Reply with nothing except the number of lines that contain the word "every".
::::::::::
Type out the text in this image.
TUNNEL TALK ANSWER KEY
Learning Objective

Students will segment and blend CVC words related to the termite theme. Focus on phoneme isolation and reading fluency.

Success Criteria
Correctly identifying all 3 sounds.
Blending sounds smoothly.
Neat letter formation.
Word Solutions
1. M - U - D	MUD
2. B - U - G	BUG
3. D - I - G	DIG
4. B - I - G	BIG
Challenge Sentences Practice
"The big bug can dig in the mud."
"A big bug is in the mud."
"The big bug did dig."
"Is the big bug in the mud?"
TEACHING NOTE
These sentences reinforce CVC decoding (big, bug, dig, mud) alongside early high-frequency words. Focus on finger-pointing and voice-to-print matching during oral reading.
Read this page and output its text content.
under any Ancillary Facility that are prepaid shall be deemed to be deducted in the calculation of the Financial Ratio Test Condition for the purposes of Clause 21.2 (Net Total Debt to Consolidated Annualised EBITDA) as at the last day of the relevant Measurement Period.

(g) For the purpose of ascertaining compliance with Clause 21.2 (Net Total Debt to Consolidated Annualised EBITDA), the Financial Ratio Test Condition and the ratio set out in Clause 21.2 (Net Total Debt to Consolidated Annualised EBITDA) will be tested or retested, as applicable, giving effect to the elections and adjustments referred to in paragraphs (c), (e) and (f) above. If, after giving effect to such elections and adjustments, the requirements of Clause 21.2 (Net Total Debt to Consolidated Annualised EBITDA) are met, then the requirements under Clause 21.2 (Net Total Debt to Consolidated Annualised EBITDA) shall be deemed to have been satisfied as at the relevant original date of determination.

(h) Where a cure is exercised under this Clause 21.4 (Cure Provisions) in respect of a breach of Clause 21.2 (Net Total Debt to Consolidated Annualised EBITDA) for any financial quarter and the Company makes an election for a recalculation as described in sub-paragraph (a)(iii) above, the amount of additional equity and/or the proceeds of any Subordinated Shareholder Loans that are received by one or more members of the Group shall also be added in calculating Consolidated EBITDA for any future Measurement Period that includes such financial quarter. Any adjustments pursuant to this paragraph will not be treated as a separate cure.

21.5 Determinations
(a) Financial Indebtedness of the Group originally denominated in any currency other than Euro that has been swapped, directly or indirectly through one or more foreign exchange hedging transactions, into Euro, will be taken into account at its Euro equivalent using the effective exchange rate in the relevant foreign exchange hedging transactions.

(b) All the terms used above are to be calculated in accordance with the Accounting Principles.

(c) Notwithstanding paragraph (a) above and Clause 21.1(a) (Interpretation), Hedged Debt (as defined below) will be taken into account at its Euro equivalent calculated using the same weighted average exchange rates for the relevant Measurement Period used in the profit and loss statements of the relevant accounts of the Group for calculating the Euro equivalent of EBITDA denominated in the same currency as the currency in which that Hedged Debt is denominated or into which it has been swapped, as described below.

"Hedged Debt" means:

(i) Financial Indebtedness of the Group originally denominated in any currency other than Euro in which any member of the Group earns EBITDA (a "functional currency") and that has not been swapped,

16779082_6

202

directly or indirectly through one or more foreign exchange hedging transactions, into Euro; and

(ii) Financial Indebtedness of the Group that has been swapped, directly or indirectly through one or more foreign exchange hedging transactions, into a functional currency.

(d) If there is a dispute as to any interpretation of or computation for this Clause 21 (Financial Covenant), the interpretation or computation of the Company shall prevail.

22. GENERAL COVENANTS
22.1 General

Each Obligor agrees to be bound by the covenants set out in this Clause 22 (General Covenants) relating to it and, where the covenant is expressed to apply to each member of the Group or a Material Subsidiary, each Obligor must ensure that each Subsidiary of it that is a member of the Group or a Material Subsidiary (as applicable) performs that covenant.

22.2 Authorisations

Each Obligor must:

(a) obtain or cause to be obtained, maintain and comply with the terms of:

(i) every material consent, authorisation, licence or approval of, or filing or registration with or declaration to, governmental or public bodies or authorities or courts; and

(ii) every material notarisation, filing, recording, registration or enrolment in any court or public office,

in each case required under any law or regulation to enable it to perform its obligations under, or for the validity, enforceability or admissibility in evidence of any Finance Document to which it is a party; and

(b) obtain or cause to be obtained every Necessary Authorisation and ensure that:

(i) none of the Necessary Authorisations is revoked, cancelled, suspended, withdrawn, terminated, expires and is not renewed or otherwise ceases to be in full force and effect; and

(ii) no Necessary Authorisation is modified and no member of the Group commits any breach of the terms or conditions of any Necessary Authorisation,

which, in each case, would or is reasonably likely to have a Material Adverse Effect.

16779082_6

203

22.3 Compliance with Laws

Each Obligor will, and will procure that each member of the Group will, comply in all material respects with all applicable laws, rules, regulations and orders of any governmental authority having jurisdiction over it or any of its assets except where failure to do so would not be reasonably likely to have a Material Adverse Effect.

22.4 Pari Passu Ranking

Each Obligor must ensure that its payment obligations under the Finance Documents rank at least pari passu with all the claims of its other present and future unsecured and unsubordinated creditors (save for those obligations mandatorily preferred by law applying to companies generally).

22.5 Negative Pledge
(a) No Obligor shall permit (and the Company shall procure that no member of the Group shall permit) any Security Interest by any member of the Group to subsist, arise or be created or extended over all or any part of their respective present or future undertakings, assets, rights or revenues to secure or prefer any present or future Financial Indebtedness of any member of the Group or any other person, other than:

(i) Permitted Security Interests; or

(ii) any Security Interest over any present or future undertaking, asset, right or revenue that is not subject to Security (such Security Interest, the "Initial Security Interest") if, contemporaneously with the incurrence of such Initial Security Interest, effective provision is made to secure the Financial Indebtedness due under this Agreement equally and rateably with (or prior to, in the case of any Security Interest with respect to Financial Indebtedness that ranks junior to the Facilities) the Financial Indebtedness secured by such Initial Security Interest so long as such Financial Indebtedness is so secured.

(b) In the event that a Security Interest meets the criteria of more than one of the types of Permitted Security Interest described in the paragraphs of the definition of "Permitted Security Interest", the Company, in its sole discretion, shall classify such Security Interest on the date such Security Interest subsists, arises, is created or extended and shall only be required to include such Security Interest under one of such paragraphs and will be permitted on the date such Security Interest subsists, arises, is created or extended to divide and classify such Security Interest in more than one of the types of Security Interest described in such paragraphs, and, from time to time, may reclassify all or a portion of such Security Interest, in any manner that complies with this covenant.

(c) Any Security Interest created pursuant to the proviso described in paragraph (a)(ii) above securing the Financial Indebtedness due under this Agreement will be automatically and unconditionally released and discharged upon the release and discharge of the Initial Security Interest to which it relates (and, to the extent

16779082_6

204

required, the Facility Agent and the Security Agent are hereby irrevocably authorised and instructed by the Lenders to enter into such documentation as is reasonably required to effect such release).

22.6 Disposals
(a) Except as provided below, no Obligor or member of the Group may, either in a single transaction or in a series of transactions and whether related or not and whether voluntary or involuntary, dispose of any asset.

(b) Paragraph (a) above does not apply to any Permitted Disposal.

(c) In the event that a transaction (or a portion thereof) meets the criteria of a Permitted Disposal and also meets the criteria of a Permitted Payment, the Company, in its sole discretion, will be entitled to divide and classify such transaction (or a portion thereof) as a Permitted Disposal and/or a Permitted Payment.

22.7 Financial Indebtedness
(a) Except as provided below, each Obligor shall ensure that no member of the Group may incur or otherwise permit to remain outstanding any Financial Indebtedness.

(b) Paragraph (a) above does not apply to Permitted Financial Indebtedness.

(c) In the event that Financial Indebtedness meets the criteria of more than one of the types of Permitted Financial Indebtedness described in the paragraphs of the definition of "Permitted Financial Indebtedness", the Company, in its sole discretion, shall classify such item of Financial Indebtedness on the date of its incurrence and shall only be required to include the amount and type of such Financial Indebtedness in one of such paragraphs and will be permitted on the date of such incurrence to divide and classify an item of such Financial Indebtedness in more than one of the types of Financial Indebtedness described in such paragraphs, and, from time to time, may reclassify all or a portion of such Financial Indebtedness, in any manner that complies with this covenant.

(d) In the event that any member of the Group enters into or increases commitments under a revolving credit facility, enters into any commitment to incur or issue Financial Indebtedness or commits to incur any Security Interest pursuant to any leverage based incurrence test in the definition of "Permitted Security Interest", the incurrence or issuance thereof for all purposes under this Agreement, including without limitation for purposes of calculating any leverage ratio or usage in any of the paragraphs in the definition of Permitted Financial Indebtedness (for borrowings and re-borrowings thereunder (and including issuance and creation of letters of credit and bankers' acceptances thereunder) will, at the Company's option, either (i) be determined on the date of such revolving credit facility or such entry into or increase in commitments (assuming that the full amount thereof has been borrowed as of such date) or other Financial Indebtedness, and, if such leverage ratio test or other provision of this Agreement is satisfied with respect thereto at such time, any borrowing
::::::::::
### COMPLETE RESPONSE
3